Direkt zum Hauptbereich

Eine tierische Hilfe

Normalerweise gehe ich ja eher schöngeistigen Freizeitvergnügungen nach. Ich lese das eine oder andere Buch, höre gern und reichlich Musik oder beschäftige mich mit der Antwort auf die Frage nach dem Universum, dem Leben und dem ganzen Rest.
Ab und an aber beschäftige ich mich auch rein körperlich, und dann findet mich der überraschte Beobachter durchaus auch mal im Garten, angekleidet in eher schnöder, funktionaler und hier und da mehr oder weniger heftig verunreinigter Garderobe, in den Händen Beispiele aus asiatischer Gartenwerkzeugproduktion.
So auch an diesem denkwürdigen, spärlich sonnigen Tag, als der Herbst sich anschickte, langsam aber sicher das Land zu erobern. Das berufliche Tagwerk war getan, der Arbeitgeber lag vermutlich längst in der karibischen Sonne seines persönlichen Wochenendes, da kam meine liebe Ehefrau auf den Gedanken, noch vor den unvermeidlichen Herbststürmen jenen doch reichlich hoch gewachsenen Baum am Rande unseres Parks auf ein Maß zu kürzen, das es wie auch immer gearteten Stürmen unmöglich machen würde, auf irgendwelche von verschwitzten Händen mühselig geschaffene Bauwerke zu fallen.

Am Ende unseres parkgleichen Gartens wächst nämlich eine Salix matsudana 'Tortuosa', eine Korkenzieherweide, die ja, wie wir alle wissen, eine besondere Kulturform der Chinesischen Weide aus der Gattung der Weiden darstellt. So ein zartes Bäumchen erreicht gerne mal himmlische Höhen von acht Metern, von denen das unsrige Exemplar schon beinahe fünf erklommen hatte. Allerdings sind Äste und Stamm des holzigen Gewächses eher flexibel, weshalb das ganze Gebilde schon bei leichtem Winde lustig hin und her wackelt. Ebendieses wackelige Verhalten bewog meine liebste Frau von allen dazu, mich mit dem fachgerechten Einkürzen unserer Korkenzieherweide zu beauftragen.
Ich glaube, ich habe bereits darauf hingewiesen, dass ich mich eher der schöngeistigen Beschäftigung hingezogen fühle. Aber was macht man nicht alles zum Wohlgefallen derer, die man so heftig liebt.

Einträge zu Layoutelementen
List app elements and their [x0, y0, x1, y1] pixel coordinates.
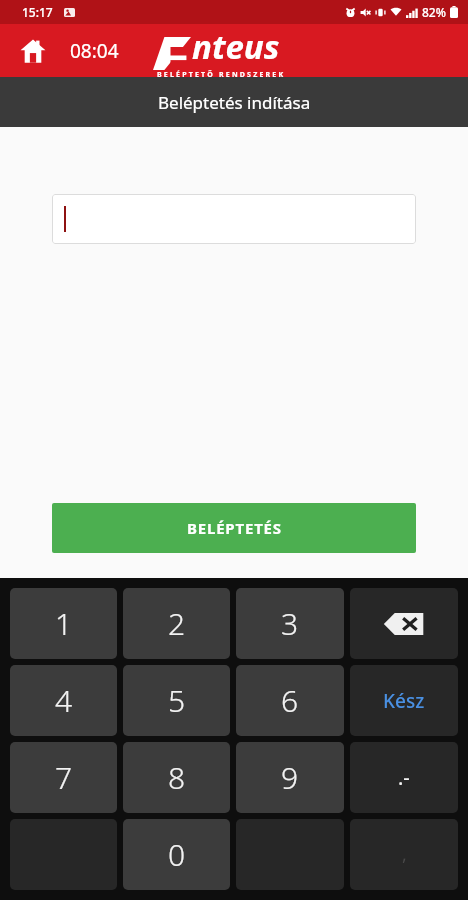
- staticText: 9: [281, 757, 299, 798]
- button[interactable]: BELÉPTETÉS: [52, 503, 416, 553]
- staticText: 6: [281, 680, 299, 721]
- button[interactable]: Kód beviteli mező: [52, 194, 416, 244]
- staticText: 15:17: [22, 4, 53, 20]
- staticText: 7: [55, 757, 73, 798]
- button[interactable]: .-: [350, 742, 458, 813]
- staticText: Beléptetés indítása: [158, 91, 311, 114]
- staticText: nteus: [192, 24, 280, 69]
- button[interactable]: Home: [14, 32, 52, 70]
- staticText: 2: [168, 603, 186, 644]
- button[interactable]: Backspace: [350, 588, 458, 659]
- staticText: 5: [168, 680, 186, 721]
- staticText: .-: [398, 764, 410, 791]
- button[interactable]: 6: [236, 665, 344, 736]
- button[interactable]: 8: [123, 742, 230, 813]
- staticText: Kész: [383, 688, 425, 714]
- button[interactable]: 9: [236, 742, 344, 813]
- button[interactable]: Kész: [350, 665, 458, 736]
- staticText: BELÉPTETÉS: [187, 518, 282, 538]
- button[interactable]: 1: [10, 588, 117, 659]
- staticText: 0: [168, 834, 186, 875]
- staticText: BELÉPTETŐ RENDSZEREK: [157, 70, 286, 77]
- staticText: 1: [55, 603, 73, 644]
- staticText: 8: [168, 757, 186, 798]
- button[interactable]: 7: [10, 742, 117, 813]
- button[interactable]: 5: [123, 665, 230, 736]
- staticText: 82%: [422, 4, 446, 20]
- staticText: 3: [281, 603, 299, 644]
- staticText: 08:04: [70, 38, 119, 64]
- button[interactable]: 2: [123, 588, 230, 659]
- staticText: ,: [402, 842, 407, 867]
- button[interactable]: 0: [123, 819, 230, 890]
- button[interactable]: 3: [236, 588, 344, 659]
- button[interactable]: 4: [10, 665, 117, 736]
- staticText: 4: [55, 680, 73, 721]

§ Aufgabe
Beantworte bitte diese Fragen zum Text über die Korkenzieherweide:
1. Welche schöngeistigen Freizeitvergnügungen werden gleich am Anfang genannt?
2. Welche Höhe kann eine Korkenzieherweide erreichen?
3. Wie hoch war das Exemplar im eigenen Garten beinahe?

§ Lösung
1. Bücher lesen, Musik hören und sich mit der Antwort auf die Frage nach dem Universum, dem Leben und dem ganzen Rest beschäftigen.
2. Acht Meter.
3. Fünf Meter.